***** THE RECORDS
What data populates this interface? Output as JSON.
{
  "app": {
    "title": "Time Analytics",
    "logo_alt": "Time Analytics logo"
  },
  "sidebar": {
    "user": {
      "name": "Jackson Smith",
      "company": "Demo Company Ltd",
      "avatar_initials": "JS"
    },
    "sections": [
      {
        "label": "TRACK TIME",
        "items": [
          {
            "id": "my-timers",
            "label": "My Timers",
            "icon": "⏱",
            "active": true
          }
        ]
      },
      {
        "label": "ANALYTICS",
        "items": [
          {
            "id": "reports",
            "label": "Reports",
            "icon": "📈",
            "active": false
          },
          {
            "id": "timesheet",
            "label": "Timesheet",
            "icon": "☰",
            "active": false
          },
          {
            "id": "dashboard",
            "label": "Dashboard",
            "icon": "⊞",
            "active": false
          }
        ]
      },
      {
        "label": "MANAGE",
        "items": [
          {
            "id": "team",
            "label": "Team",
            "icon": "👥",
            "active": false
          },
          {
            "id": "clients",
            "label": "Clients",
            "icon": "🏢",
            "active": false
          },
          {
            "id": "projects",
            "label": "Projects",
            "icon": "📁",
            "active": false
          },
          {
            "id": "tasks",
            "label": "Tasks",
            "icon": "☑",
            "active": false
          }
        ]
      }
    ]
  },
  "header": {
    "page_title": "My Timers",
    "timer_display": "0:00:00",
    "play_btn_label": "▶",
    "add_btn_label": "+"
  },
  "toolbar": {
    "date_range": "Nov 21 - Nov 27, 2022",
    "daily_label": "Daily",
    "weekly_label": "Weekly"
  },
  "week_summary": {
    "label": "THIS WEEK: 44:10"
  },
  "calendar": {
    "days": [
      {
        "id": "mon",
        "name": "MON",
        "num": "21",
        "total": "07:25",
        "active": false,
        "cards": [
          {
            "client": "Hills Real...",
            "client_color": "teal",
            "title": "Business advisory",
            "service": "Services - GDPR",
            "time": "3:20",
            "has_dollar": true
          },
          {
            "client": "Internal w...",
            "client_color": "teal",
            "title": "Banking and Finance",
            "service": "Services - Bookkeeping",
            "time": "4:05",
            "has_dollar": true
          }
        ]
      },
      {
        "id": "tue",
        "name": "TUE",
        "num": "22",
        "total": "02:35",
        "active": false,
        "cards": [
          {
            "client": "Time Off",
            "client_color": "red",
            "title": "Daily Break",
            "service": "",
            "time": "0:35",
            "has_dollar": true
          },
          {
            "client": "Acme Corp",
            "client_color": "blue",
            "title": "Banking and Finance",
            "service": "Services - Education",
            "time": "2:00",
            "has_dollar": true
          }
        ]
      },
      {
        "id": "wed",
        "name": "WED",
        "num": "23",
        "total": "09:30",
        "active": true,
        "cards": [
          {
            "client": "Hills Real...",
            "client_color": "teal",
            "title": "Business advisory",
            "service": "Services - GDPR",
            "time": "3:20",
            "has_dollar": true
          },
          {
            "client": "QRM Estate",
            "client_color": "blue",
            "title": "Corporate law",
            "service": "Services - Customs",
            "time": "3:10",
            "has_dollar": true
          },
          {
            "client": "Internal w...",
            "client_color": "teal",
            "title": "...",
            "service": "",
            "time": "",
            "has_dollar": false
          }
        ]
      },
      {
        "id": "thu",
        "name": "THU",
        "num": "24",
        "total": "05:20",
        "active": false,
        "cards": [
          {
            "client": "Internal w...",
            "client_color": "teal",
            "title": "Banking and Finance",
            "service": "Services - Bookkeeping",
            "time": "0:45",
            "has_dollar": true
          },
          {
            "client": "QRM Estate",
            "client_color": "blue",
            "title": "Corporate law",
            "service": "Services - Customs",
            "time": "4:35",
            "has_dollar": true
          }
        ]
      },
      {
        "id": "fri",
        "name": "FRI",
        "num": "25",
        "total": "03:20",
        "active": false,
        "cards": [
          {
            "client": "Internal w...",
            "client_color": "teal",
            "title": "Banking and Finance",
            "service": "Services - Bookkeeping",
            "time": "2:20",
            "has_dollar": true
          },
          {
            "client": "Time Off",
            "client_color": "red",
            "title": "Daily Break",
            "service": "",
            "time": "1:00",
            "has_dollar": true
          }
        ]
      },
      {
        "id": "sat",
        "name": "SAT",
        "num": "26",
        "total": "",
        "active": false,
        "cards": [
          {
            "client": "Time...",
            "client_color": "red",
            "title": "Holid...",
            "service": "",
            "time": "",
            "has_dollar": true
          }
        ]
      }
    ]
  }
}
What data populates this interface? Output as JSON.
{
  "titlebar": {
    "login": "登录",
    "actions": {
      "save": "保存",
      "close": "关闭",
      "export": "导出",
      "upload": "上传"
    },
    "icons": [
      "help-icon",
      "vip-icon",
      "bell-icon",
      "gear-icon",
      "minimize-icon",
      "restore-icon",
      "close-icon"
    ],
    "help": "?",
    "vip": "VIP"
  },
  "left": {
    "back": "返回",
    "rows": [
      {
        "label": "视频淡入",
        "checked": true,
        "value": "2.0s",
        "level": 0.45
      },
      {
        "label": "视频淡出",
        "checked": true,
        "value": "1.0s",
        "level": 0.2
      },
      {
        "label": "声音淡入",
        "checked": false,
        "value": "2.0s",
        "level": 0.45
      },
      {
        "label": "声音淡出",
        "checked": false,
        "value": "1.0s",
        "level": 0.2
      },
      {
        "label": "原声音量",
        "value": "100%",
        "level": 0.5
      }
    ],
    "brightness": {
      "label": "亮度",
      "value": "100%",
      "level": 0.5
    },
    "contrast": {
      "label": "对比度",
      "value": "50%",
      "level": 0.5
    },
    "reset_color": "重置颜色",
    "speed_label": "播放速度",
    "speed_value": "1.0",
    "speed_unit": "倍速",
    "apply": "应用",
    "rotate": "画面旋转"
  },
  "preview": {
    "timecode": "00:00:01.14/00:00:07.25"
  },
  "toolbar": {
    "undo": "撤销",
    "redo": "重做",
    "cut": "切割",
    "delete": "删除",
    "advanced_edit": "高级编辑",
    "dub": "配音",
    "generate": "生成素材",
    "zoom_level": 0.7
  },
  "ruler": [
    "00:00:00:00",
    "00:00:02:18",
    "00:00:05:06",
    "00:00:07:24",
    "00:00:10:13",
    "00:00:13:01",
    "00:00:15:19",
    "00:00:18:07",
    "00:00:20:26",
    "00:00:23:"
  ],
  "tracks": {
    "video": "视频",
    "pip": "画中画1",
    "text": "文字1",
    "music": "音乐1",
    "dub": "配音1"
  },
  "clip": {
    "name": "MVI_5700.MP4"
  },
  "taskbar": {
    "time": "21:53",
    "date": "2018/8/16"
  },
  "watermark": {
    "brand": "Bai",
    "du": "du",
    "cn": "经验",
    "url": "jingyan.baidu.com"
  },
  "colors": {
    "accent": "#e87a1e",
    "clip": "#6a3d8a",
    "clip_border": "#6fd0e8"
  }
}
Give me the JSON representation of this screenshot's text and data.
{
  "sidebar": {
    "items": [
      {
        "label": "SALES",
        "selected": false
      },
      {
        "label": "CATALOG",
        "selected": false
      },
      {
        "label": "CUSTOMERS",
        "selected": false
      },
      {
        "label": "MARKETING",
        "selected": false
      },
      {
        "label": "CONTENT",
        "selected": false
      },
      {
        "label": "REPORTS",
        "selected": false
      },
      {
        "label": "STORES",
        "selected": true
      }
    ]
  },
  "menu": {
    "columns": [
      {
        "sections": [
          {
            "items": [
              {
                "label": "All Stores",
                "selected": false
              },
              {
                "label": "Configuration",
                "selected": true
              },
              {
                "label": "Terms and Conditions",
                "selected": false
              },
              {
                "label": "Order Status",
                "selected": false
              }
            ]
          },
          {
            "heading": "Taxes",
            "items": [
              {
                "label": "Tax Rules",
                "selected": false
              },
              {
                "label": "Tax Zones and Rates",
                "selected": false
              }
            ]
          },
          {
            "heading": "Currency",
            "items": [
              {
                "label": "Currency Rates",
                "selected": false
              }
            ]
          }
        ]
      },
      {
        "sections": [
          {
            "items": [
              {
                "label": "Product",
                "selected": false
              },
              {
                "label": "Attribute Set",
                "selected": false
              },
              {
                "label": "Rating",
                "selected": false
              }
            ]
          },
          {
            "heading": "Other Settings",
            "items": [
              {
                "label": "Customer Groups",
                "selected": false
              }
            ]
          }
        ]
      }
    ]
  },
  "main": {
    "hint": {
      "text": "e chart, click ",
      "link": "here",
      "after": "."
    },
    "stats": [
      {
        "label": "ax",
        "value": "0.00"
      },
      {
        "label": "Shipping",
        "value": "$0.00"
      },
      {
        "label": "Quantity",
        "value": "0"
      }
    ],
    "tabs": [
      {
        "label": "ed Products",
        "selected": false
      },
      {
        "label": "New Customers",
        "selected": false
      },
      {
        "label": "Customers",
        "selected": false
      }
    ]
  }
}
**********
EXERCISE BRIEF
Scan the material above for the string "total" and report each line where you find it.

FULL ANSWER
        "total": "07:25",
        "total": "02:35",
        "total": "09:30",
        "total": "05:20",
        "total": "03:20",
        "total": "",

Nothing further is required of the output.